*Task goal*:
Reproduce all of the records exactly.

-- BEGIN --

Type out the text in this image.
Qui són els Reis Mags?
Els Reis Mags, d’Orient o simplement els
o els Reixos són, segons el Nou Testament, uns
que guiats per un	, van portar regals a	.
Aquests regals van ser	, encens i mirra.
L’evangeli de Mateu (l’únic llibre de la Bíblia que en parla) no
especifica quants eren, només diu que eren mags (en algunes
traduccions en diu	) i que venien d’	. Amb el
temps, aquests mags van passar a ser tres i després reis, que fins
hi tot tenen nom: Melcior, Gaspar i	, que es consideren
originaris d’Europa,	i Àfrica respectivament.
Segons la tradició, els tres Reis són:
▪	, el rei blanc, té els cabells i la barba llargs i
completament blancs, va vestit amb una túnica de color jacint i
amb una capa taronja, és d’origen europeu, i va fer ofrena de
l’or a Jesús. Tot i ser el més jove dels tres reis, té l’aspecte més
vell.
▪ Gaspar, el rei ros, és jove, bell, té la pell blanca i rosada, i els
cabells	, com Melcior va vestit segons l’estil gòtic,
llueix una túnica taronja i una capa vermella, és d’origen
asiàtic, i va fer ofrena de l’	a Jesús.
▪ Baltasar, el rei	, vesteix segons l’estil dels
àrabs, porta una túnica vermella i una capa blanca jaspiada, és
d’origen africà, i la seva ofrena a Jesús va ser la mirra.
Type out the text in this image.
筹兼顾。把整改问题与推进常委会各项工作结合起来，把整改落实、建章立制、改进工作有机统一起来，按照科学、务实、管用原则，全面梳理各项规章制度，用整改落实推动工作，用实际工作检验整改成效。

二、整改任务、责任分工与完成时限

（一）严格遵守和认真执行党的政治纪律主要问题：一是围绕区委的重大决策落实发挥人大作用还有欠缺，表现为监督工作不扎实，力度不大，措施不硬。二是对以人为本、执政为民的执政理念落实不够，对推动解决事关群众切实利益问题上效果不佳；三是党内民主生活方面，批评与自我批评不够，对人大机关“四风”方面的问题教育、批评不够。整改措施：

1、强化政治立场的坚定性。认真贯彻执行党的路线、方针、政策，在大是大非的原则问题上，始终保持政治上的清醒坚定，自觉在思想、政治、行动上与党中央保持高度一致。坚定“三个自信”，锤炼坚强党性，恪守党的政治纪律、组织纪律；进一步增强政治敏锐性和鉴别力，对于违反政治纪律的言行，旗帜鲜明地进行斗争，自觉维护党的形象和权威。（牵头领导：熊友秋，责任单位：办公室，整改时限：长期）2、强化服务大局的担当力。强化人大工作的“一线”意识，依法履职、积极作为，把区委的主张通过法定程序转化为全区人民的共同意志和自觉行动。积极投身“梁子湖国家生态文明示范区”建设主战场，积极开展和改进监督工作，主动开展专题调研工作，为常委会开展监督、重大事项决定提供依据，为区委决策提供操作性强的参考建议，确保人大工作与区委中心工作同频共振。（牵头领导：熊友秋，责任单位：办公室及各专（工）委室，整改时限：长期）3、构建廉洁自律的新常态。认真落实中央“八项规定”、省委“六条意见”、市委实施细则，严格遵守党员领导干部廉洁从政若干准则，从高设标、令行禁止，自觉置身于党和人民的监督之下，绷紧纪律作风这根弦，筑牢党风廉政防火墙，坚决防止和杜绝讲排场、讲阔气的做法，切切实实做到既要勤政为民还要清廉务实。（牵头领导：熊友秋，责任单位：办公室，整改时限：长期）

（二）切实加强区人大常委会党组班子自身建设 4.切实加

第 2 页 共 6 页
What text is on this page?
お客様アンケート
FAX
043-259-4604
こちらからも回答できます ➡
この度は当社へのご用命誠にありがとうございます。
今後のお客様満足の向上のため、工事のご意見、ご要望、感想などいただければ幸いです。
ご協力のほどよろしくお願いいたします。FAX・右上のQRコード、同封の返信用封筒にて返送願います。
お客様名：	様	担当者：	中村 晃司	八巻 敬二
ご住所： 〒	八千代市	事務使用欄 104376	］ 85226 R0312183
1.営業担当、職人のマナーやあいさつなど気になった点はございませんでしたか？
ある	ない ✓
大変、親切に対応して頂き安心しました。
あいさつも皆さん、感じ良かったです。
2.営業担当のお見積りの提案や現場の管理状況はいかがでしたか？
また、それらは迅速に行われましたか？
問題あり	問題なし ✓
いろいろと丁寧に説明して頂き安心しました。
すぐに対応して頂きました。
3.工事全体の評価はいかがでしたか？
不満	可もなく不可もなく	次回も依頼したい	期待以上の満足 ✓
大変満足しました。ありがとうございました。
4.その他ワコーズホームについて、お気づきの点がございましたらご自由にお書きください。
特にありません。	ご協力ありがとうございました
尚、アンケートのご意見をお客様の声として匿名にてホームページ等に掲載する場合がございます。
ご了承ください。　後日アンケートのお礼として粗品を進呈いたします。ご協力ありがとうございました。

-- END --

*Complete response*:
Type out the text in this image.
Qui són els Reis Mags?
Els Reis Mags, d’Orient o simplement els
o els Reixos són, segons el Nou Testament, uns
que guiats per un	, van portar regals a	.
Aquests regals van ser	, encens i mirra.
L’evangeli de Mateu (l’únic llibre de la Bíblia que en parla) no
especifica quants eren, només diu que eren mags (en algunes
traduccions en diu	) i que venien d’	. Amb el
temps, aquests mags van passar a ser tres i després reis, que fins
hi tot tenen nom: Melcior, Gaspar i	, que es consideren
originaris d’Europa,	i Àfrica respectivament.
Segons la tradició, els tres Reis són:
▪	, el rei blanc, té els cabells i la barba llargs i
completament blancs, va vestit amb una túnica de color jacint i
amb una capa taronja, és d’origen europeu, i va fer ofrena de
l’or a Jesús. Tot i ser el més jove dels tres reis, té l’aspecte més
vell.
▪ Gaspar, el rei ros, és jove, bell, té la pell blanca i rosada, i els
cabells	, com Melcior va vestit segons l’estil gòtic,
llueix una túnica taronja i una capa vermella, és d’origen
asiàtic, i va fer ofrena de l’	a Jesús.
▪ Baltasar, el rei	, vesteix segons l’estil dels
àrabs, porta una túnica vermella i una capa blanca jaspiada, és
d’origen africà, i la seva ofrena a Jesús va ser la mirra.
Type out the text in this image.
筹兼顾。把整改问题与推进常委会各项工作结合起来，把整改落实、建章立制、改进工作有机统一起来，按照科学、务实、管用原则，全面梳理各项规章制度，用整改落实推动工作，用实际工作检验整改成效。

二、整改任务、责任分工与完成时限

（一）严格遵守和认真执行党的政治纪律主要问题：一是围绕区委的重大决策落实发挥人大作用还有欠缺，表现为监督工作不扎实，力度不大，措施不硬。二是对以人为本、执政为民的执政理念落实不够，对推动解决事关群众切实利益问题上效果不佳；三是党内民主生活方面，批评与自我批评不够，对人大机关“四风”方面的问题教育、批评不够。整改措施：

1、强化政治立场的坚定性。认真贯彻执行党的路线、方针、政策，在大是大非的原则问题上，始终保持政治上的清醒坚定，自觉在思想、政治、行动上与党中央保持高度一致。坚定“三个自信”，锤炼坚强党性，恪守党的政治纪律、组织纪律；进一步增强政治敏锐性和鉴别力，对于违反政治纪律的言行，旗帜鲜明地进行斗争，自觉维护党的形象和权威。（牵头领导：熊友秋，责任单位：办公室，整改时限：长期）2、强化服务大局的担当力。强化人大工作的“一线”意识，依法履职、积极作为，把区委的主张通过法定程序转化为全区人民的共同意志和自觉行动。积极投身“梁子湖国家生态文明示范区”建设主战场，积极开展和改进监督工作，主动开展专题调研工作，为常委会开展监督、重大事项决定提供依据，为区委决策提供操作性强的参考建议，确保人大工作与区委中心工作同频共振。（牵头领导：熊友秋，责任单位：办公室及各专（工）委室，整改时限：长期）3、构建廉洁自律的新常态。认真落实中央“八项规定”、省委“六条意见”、市委实施细则，严格遵守党员领导干部廉洁从政若干准则，从高设标、令行禁止，自觉置身于党和人民的监督之下，绷紧纪律作风这根弦，筑牢党风廉政防火墙，坚决防止和杜绝讲排场、讲阔气的做法，切切实实做到既要勤政为民还要清廉务实。（牵头领导：熊友秋，责任单位：办公室，整改时限：长期）

（二）切实加强区人大常委会党组班子自身建设 4.切实加

第 2 页 共 6 页
What text is on this page?
お客様アンケート
FAX
043-259-4604
こちらからも回答できます ➡
この度は当社へのご用命誠にありがとうございます。
今後のお客様満足の向上のため、工事のご意見、ご要望、感想などいただければ幸いです。
ご協力のほどよろしくお願いいたします。FAX・右上のQRコード、同封の返信用封筒にて返送願います。
お客様名：	様	担当者：	中村 晃司	八巻 敬二
ご住所： 〒	八千代市	事務使用欄 104376	］ 85226 R0312183
1.営業担当、職人のマナーやあいさつなど気になった点はございませんでしたか？
ある	ない ✓
大変、親切に対応して頂き安心しました。
あいさつも皆さん、感じ良かったです。
2.営業担当のお見積りの提案や現場の管理状況はいかがでしたか？
また、それらは迅速に行われましたか？
問題あり	問題なし ✓
いろいろと丁寧に説明して頂き安心しました。
すぐに対応して頂きました。
3.工事全体の評価はいかがでしたか？
不満	可もなく不可もなく	次回も依頼したい	期待以上の満足 ✓
大変満足しました。ありがとうございました。
4.その他ワコーズホームについて、お気づきの点がございましたらご自由にお書きください。
特にありません。	ご協力ありがとうございました
尚、アンケートのご意見をお客様の声として匿名にてホームページ等に掲載する場合がございます。
ご了承ください。　後日アンケートのお礼として粗品を進呈いたします。ご協力ありがとうございました。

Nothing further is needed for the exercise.